» **Task data**
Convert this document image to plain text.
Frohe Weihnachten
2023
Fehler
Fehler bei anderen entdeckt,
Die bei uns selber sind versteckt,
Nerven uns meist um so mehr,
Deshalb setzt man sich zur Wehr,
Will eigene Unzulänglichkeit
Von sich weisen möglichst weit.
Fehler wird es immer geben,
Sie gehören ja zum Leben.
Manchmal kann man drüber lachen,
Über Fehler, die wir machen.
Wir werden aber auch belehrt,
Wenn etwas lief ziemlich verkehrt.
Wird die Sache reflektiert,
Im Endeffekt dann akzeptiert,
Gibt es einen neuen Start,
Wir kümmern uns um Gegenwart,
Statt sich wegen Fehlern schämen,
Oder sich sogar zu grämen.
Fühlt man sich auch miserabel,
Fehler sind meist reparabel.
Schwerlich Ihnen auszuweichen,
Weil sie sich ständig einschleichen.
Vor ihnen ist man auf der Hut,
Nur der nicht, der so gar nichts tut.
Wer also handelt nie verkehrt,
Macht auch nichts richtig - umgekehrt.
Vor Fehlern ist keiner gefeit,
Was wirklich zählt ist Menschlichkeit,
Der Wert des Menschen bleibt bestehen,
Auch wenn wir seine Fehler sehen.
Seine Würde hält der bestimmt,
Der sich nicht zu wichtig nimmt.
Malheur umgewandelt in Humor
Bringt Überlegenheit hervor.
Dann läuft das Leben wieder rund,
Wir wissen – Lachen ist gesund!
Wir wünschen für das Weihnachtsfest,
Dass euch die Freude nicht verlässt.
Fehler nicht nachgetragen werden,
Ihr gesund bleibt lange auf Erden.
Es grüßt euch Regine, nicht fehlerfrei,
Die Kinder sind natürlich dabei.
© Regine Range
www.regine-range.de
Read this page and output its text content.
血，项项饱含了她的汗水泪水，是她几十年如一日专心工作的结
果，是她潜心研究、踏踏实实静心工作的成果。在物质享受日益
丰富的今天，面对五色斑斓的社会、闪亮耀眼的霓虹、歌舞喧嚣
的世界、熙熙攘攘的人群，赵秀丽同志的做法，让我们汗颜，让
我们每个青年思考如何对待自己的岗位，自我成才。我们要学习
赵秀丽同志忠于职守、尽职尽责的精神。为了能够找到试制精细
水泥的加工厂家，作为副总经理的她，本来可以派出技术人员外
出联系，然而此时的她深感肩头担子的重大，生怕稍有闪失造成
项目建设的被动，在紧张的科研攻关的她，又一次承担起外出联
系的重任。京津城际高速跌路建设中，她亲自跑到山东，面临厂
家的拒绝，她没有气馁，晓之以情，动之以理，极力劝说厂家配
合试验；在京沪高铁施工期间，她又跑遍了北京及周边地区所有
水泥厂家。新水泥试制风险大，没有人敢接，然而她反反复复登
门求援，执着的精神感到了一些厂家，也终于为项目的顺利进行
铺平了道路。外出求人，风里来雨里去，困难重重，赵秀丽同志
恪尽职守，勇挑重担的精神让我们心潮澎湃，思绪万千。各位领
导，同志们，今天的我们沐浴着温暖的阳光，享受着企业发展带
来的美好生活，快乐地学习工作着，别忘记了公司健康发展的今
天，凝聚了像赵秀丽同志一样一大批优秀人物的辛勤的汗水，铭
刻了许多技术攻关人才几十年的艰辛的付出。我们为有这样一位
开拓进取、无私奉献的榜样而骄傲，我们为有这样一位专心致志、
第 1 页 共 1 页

» **Work to complete**
Repeat only the lines running from the line that contains "Read this page and output its text content." through the last line above, inclusive.

» **Answer to this problem**
Read this page and output its text content.
血，项项饱含了她的汗水泪水，是她几十年如一日专心工作的结
果，是她潜心研究、踏踏实实静心工作的成果。在物质享受日益
丰富的今天，面对五色斑斓的社会、闪亮耀眼的霓虹、歌舞喧嚣
的世界、熙熙攘攘的人群，赵秀丽同志的做法，让我们汗颜，让
我们每个青年思考如何对待自己的岗位，自我成才。我们要学习
赵秀丽同志忠于职守、尽职尽责的精神。为了能够找到试制精细
水泥的加工厂家，作为副总经理的她，本来可以派出技术人员外
出联系，然而此时的她深感肩头担子的重大，生怕稍有闪失造成
项目建设的被动，在紧张的科研攻关的她，又一次承担起外出联
系的重任。京津城际高速跌路建设中，她亲自跑到山东，面临厂
家的拒绝，她没有气馁，晓之以情，动之以理，极力劝说厂家配
合试验；在京沪高铁施工期间，她又跑遍了北京及周边地区所有
水泥厂家。新水泥试制风险大，没有人敢接，然而她反反复复登
门求援，执着的精神感到了一些厂家，也终于为项目的顺利进行
铺平了道路。外出求人，风里来雨里去，困难重重，赵秀丽同志
恪尽职守，勇挑重担的精神让我们心潮澎湃，思绪万千。各位领
导，同志们，今天的我们沐浴着温暖的阳光，享受着企业发展带
来的美好生活，快乐地学习工作着，别忘记了公司健康发展的今
天，凝聚了像赵秀丽同志一样一大批优秀人物的辛勤的汗水，铭
刻了许多技术攻关人才几十年的艰辛的付出。我们为有这样一位
开拓进取、无私奉献的榜样而骄傲，我们为有这样一位专心致志、
第 1 页 共 1 页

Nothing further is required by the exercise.